#### [Task directions]
Identify the lines containing the word "Percentile". Copy each one.

#### [Records for this exercise]
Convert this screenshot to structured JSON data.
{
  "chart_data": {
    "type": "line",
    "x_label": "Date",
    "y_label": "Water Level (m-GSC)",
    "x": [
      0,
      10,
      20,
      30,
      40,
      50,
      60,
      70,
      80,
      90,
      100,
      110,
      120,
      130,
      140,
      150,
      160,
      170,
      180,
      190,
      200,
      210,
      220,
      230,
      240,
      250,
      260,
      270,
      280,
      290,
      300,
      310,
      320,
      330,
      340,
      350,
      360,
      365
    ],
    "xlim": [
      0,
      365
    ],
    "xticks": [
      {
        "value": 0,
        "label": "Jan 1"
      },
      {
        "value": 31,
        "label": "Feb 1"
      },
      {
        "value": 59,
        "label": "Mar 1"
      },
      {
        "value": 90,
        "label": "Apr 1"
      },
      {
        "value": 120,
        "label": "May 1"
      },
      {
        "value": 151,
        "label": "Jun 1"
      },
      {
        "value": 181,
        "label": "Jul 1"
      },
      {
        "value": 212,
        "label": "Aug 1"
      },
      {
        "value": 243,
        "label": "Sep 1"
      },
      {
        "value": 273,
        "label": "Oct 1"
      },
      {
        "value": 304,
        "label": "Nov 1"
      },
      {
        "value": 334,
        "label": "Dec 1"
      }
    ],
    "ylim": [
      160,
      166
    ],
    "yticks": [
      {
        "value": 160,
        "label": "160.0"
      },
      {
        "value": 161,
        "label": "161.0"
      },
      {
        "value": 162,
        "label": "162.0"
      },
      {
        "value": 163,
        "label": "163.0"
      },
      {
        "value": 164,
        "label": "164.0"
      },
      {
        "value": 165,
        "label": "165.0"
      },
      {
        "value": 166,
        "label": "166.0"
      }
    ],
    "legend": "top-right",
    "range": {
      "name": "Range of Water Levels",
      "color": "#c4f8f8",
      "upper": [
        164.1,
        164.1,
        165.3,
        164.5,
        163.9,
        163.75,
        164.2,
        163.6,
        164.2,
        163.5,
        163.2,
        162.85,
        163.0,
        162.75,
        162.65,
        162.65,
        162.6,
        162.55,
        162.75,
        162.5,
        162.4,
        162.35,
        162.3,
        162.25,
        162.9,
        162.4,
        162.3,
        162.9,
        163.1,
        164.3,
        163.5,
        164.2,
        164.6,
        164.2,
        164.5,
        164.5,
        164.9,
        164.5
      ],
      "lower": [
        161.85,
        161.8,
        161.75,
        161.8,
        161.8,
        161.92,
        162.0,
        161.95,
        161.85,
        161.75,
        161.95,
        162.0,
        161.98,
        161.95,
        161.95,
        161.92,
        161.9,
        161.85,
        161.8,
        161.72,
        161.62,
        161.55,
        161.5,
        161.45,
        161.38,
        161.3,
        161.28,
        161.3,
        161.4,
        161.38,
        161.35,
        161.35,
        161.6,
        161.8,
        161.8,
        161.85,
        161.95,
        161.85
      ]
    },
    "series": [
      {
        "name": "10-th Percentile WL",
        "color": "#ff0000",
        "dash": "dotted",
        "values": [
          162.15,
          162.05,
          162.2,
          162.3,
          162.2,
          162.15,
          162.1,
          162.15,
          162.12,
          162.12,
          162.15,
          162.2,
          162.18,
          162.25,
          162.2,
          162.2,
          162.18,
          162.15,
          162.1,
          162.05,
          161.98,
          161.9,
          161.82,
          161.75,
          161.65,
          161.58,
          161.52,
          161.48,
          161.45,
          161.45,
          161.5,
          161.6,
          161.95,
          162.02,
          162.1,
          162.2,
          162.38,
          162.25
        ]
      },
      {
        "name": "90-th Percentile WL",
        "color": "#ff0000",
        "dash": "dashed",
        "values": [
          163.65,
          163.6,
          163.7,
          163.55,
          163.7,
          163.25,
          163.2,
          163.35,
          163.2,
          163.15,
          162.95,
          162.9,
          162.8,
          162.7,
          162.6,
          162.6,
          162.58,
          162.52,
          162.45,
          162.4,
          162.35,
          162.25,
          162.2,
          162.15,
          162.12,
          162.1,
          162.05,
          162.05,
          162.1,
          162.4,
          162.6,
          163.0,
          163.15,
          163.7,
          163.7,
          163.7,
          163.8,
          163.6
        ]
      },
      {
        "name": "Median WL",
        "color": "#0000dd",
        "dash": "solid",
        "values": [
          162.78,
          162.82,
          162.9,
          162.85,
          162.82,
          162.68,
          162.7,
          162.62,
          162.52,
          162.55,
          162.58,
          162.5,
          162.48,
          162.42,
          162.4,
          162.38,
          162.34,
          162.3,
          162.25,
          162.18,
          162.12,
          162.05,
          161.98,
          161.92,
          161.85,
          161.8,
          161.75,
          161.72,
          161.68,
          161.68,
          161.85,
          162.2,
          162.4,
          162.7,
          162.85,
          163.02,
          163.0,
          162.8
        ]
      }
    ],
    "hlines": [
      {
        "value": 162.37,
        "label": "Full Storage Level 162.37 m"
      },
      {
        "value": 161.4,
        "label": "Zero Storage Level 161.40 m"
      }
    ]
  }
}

--

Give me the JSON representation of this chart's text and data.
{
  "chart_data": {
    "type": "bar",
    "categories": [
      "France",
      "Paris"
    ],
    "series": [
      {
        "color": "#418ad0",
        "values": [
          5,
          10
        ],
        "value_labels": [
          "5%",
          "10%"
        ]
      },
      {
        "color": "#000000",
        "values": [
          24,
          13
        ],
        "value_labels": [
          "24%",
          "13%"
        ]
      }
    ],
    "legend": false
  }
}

#### [Response]
        "name": "10-th Percentile WL",
        "name": "90-th Percentile WL",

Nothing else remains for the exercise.